Items listed in a dataset:

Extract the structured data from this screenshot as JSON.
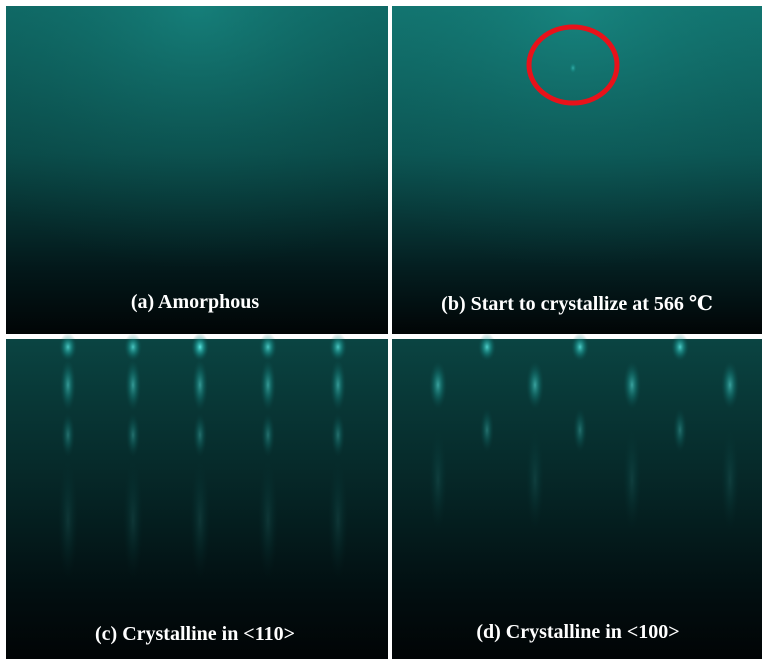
{
  "panels": [
    {
      "label": "(a) Amorphous"
    },
    {
      "label": "(b) Start to crystallize at 566 ℃"
    },
    {
      "label": "(c) Crystalline in <110>"
    },
    {
      "label": "(d) Crystalline in <100>"
    }
  ]
}
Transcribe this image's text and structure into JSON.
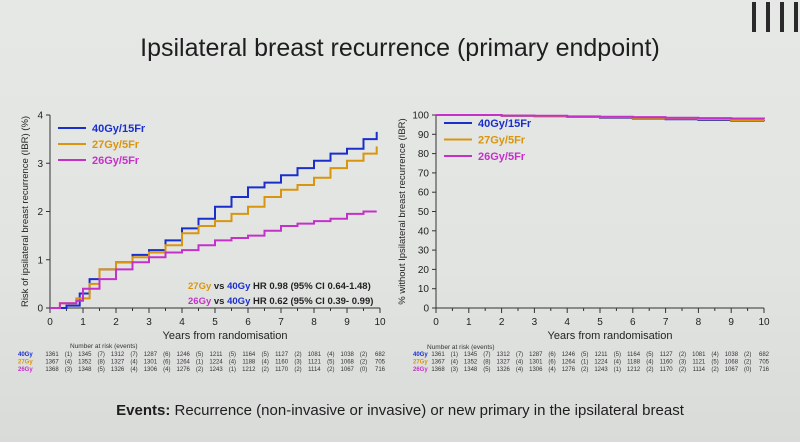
{
  "slide": {
    "title": "Ipsilateral breast recurrence (primary endpoint)",
    "footer_bold": "Events:",
    "footer_text": " Recurrence (non-invasive or invasive) or new primary in the ipsilateral breast"
  },
  "colors": {
    "40Gy": "#1a2ecc",
    "27Gy": "#d9950d",
    "26Gy": "#c431c9"
  },
  "chart_data": [
    {
      "type": "line",
      "title": "",
      "xlabel": "Years from randomisation",
      "ylabel": "Risk of ipsilateral breast recurrence (IBR) (%)",
      "xlim": [
        0,
        10
      ],
      "ylim": [
        0,
        4
      ],
      "xticks": [
        "0",
        "1",
        "2",
        "3",
        "4",
        "5",
        "6",
        "7",
        "8",
        "9",
        "10"
      ],
      "yticks": [
        "0",
        "1",
        "2",
        "3",
        "4"
      ],
      "legend_position": "top-left",
      "series": [
        {
          "name": "40Gy/15Fr",
          "color": "#1a2ecc",
          "x": [
            0,
            0.5,
            0.9,
            1.2,
            1.5,
            2.0,
            2.5,
            3.0,
            3.5,
            4.0,
            4.5,
            5.0,
            5.5,
            6.0,
            6.5,
            7.0,
            7.5,
            8.0,
            8.5,
            9.0,
            9.5,
            9.9
          ],
          "y": [
            0,
            0.05,
            0.3,
            0.6,
            0.8,
            0.95,
            1.1,
            1.2,
            1.4,
            1.65,
            1.85,
            2.1,
            2.3,
            2.5,
            2.6,
            2.75,
            2.9,
            3.05,
            3.2,
            3.3,
            3.5,
            3.65
          ]
        },
        {
          "name": "27Gy/5Fr",
          "color": "#d9950d",
          "x": [
            0,
            0.3,
            0.8,
            1.2,
            1.5,
            2.0,
            2.5,
            3.0,
            3.5,
            4.0,
            4.5,
            5.0,
            5.5,
            6.0,
            6.5,
            7.0,
            7.5,
            8.0,
            8.5,
            9.0,
            9.5,
            9.9
          ],
          "y": [
            0,
            0.1,
            0.2,
            0.5,
            0.8,
            0.95,
            1.05,
            1.15,
            1.3,
            1.55,
            1.7,
            1.8,
            1.95,
            2.1,
            2.3,
            2.45,
            2.55,
            2.7,
            2.9,
            3.05,
            3.2,
            3.35
          ]
        },
        {
          "name": "26Gy/5Fr",
          "color": "#c431c9",
          "x": [
            0,
            0.3,
            0.8,
            1.0,
            1.5,
            2.0,
            2.5,
            3.0,
            3.5,
            4.0,
            4.5,
            5.0,
            5.5,
            6.0,
            6.5,
            7.0,
            7.5,
            8.0,
            8.5,
            9.0,
            9.5,
            9.9
          ],
          "y": [
            0,
            0.1,
            0.15,
            0.4,
            0.6,
            0.8,
            0.95,
            1.05,
            1.15,
            1.2,
            1.3,
            1.4,
            1.45,
            1.5,
            1.6,
            1.7,
            1.75,
            1.8,
            1.85,
            1.95,
            2.0,
            2.0
          ]
        }
      ],
      "annotations": [
        {
          "group": "27Gy",
          "text": " vs ",
          "ref": "40Gy",
          "stats": " HR 0.98 (95% CI 0.64-1.48)"
        },
        {
          "group": "26Gy",
          "text": " vs ",
          "ref": "40Gy",
          "stats": " HR 0.62 (95% CI 0.39- 0.99)"
        }
      ],
      "risk_table": {
        "header": "Number at risk (events)",
        "rows": [
          {
            "label": "40Gy",
            "cells": [
              "1361",
              "(1)",
              "1345",
              "(7)",
              "1312",
              "(7)",
              "1287",
              "(6)",
              "1246",
              "(5)",
              "1211",
              "(5)",
              "1164",
              "(5)",
              "1127",
              "(2)",
              "1081",
              "(4)",
              "1038",
              "(2)",
              "682"
            ]
          },
          {
            "label": "27Gy",
            "cells": [
              "1367",
              "(4)",
              "1352",
              "(8)",
              "1327",
              "(4)",
              "1301",
              "(6)",
              "1264",
              "(1)",
              "1224",
              "(4)",
              "1188",
              "(4)",
              "1160",
              "(3)",
              "1121",
              "(5)",
              "1068",
              "(2)",
              "705"
            ]
          },
          {
            "label": "26Gy",
            "cells": [
              "1368",
              "(3)",
              "1348",
              "(5)",
              "1326",
              "(4)",
              "1306",
              "(4)",
              "1276",
              "(2)",
              "1243",
              "(1)",
              "1212",
              "(2)",
              "1170",
              "(2)",
              "1114",
              "(2)",
              "1067",
              "(0)",
              "716"
            ]
          }
        ]
      }
    },
    {
      "type": "line",
      "title": "",
      "xlabel": "Years from randomisation",
      "ylabel": "% without Ipsilateral breast recurrence (IBR)",
      "xlim": [
        0,
        10
      ],
      "ylim": [
        0,
        100
      ],
      "xticks": [
        "0",
        "1",
        "2",
        "3",
        "4",
        "5",
        "6",
        "7",
        "8",
        "9",
        "10"
      ],
      "yticks": [
        "0",
        "10",
        "20",
        "30",
        "40",
        "50",
        "60",
        "70",
        "80",
        "90",
        "100"
      ],
      "legend_position": "top-left",
      "series": [
        {
          "name": "40Gy/15Fr",
          "color": "#1a2ecc",
          "x": [
            0,
            2,
            3,
            4,
            5,
            6,
            7,
            8,
            9,
            10
          ],
          "y": [
            100,
            99.6,
            99.4,
            99,
            98.6,
            98.2,
            97.8,
            97.4,
            97,
            96.8
          ]
        },
        {
          "name": "27Gy/5Fr",
          "color": "#d9950d",
          "x": [
            0,
            2,
            3,
            4,
            5,
            6,
            7,
            8,
            9,
            10
          ],
          "y": [
            100,
            99.6,
            99.4,
            99.1,
            98.8,
            98.5,
            98.2,
            97.8,
            97.3,
            97.1
          ]
        },
        {
          "name": "26Gy/5Fr",
          "color": "#c431c9",
          "x": [
            0,
            2,
            3,
            4,
            5,
            6,
            7,
            8,
            9,
            10
          ],
          "y": [
            100,
            99.7,
            99.6,
            99.3,
            99.1,
            98.9,
            98.6,
            98.4,
            98.2,
            98.0
          ]
        }
      ],
      "risk_table": {
        "header": "Number at risk (events)",
        "rows": [
          {
            "label": "40Gy",
            "cells": [
              "1361",
              "(1)",
              "1345",
              "(7)",
              "1312",
              "(7)",
              "1287",
              "(6)",
              "1246",
              "(5)",
              "1211",
              "(5)",
              "1164",
              "(5)",
              "1127",
              "(2)",
              "1081",
              "(4)",
              "1038",
              "(2)",
              "682"
            ]
          },
          {
            "label": "27Gy",
            "cells": [
              "1367",
              "(4)",
              "1352",
              "(8)",
              "1327",
              "(4)",
              "1301",
              "(6)",
              "1264",
              "(1)",
              "1224",
              "(4)",
              "1188",
              "(4)",
              "1160",
              "(3)",
              "1121",
              "(5)",
              "1068",
              "(2)",
              "705"
            ]
          },
          {
            "label": "26Gy",
            "cells": [
              "1368",
              "(3)",
              "1348",
              "(5)",
              "1326",
              "(4)",
              "1306",
              "(4)",
              "1276",
              "(2)",
              "1243",
              "(1)",
              "1212",
              "(2)",
              "1170",
              "(2)",
              "1114",
              "(2)",
              "1067",
              "(0)",
              "716"
            ]
          }
        ]
      }
    }
  ]
}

§ EXERCISE BRIEF: Search the data for "stats". Copy every line that has it.

§ RESULT:
          "stats": " HR 0.98 (95% CI 0.64-1.48)"
          "stats": " HR 0.62 (95% CI 0.39- 0.99)"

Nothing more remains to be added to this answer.